* Start MATERIAL SUPPLIED *

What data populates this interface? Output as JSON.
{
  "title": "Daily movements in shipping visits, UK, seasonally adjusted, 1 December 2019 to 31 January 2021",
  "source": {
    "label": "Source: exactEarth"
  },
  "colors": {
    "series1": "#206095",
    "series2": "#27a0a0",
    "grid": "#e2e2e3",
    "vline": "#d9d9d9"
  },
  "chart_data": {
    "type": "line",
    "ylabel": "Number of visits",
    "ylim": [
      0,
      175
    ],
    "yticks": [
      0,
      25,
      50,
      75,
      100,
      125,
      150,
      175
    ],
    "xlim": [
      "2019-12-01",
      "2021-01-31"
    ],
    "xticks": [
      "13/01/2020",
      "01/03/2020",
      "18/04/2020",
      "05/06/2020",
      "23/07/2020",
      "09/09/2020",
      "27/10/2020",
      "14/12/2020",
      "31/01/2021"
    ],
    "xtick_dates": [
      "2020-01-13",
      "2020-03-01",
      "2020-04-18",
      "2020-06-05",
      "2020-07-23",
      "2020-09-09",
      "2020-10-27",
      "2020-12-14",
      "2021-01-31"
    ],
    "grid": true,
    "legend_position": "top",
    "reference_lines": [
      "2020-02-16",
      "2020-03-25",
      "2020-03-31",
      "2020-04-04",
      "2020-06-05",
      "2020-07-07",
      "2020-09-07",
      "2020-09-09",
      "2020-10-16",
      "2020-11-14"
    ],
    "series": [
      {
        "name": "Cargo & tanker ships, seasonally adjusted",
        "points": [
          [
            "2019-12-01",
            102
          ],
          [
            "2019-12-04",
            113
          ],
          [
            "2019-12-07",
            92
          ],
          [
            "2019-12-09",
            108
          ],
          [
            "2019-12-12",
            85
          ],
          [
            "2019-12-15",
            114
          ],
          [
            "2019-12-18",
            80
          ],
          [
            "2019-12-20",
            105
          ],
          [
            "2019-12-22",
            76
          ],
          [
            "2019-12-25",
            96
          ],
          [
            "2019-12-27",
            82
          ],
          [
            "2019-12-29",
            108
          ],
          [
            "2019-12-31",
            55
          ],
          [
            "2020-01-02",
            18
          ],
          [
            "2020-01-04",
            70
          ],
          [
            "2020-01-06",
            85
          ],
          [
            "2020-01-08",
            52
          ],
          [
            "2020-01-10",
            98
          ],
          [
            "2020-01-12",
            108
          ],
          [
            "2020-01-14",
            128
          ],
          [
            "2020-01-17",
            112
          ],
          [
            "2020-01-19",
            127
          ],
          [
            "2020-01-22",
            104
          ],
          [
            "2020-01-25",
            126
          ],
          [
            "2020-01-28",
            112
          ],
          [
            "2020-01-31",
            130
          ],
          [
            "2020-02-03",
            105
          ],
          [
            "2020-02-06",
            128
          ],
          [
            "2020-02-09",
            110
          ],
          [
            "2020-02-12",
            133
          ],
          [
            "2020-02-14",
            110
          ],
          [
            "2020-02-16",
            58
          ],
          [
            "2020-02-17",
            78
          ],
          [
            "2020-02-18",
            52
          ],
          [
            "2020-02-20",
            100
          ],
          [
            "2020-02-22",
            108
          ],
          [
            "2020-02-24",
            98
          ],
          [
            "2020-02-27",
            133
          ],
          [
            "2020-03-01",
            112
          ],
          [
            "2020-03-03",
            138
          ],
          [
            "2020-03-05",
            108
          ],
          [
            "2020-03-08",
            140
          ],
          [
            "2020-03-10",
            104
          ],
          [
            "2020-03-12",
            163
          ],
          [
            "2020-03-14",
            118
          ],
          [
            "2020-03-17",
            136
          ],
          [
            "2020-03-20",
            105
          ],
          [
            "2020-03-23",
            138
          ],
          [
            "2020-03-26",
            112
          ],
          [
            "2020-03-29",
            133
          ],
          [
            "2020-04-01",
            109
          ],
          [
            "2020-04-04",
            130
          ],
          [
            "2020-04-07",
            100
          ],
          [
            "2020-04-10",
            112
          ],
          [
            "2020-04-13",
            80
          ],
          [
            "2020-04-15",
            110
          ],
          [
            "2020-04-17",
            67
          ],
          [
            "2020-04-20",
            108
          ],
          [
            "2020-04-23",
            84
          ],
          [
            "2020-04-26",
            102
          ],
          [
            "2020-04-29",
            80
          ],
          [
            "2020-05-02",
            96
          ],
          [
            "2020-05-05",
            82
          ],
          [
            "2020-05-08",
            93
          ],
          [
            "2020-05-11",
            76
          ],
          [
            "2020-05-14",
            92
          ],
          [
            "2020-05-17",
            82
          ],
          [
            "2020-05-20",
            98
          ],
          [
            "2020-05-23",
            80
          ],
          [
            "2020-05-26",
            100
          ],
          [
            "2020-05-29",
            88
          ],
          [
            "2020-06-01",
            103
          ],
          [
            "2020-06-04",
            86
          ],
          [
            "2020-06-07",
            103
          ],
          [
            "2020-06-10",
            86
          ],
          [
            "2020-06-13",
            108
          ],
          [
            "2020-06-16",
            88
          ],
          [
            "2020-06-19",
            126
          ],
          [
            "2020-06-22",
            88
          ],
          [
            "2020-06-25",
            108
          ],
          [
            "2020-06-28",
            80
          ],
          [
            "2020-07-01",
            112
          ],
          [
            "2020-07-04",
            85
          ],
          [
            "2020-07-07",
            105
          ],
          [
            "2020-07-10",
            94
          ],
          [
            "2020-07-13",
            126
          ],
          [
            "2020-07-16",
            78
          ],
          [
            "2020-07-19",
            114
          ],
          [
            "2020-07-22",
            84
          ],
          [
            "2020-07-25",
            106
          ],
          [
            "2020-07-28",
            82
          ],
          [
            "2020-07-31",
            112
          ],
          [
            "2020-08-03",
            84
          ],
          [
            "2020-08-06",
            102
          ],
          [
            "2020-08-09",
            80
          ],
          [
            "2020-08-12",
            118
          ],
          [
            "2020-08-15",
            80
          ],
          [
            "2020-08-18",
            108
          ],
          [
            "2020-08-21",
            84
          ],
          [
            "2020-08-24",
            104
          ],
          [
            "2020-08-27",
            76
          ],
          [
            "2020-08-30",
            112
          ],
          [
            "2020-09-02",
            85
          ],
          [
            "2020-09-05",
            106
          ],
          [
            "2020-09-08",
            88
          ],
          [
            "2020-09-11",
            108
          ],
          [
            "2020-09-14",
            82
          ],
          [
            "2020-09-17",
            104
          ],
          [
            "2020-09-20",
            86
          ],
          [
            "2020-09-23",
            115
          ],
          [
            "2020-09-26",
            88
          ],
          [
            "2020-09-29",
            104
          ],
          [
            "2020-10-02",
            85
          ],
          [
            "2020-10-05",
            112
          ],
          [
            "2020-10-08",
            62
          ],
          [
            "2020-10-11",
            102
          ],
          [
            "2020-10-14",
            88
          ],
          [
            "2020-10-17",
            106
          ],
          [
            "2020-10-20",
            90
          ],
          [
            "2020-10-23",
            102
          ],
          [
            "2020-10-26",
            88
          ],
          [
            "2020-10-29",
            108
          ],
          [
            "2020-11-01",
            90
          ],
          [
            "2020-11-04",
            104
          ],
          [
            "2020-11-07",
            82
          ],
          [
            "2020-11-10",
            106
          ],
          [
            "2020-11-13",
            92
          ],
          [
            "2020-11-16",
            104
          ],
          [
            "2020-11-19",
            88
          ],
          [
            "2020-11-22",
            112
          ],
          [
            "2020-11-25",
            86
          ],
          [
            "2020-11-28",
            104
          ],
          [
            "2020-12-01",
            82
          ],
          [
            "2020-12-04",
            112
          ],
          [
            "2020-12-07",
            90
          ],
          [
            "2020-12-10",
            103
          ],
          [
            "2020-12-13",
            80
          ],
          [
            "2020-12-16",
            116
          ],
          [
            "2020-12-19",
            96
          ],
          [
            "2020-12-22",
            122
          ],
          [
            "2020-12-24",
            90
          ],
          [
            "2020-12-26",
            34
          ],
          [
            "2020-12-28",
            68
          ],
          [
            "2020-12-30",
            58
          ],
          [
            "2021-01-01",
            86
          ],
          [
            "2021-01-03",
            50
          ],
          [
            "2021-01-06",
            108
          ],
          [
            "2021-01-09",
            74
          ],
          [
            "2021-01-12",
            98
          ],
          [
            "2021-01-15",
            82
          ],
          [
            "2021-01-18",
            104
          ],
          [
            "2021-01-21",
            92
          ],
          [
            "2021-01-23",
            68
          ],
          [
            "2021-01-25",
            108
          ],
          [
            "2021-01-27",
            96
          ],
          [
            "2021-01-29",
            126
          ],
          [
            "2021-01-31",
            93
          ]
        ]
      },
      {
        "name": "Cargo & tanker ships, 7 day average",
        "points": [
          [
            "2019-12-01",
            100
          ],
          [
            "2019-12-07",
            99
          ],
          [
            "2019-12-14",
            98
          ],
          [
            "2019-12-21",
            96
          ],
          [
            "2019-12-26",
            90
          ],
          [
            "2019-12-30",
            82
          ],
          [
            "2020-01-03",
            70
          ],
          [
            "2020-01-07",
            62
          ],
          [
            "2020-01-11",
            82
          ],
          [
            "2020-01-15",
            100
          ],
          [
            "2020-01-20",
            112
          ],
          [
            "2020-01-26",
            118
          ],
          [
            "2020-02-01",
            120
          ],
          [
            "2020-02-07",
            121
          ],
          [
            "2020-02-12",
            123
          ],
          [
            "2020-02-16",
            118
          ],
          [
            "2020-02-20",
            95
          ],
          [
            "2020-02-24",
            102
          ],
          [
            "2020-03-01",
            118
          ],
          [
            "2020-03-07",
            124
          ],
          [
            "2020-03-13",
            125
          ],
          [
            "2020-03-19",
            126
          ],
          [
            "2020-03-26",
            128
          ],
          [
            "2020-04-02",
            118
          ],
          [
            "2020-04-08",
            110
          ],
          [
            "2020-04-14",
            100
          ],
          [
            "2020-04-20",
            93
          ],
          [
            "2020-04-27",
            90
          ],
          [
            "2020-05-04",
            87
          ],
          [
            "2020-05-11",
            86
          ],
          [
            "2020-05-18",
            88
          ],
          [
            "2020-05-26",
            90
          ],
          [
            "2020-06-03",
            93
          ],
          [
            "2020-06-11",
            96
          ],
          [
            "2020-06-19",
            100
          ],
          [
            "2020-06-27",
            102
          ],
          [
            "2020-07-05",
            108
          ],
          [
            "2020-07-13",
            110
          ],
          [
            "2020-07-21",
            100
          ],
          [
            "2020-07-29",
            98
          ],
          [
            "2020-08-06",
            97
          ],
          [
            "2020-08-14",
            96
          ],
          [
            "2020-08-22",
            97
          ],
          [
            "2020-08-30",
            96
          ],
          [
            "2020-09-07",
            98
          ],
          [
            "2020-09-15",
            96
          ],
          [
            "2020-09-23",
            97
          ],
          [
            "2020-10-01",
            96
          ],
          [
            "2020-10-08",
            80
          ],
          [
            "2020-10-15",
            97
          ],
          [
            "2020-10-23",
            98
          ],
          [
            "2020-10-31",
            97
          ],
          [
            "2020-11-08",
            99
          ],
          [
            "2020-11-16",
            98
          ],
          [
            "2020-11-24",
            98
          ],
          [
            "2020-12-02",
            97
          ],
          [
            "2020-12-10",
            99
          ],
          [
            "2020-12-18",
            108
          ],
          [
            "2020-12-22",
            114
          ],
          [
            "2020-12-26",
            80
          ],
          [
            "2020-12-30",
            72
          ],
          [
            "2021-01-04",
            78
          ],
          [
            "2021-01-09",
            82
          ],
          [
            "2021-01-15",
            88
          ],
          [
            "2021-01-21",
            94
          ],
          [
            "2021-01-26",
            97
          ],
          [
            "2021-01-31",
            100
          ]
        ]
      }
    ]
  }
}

* End MATERIAL SUPPLIED *

**TASK GOAL**: Go through the records and copy each line with "adjusted" in it.

**ANSWER TO THE TASK**:
  "title": "Daily movements in shipping visits, UK, seasonally adjusted, 1 December 2019 to 31 January 2021",
        "name": "Cargo & tanker ships, seasonally adjusted",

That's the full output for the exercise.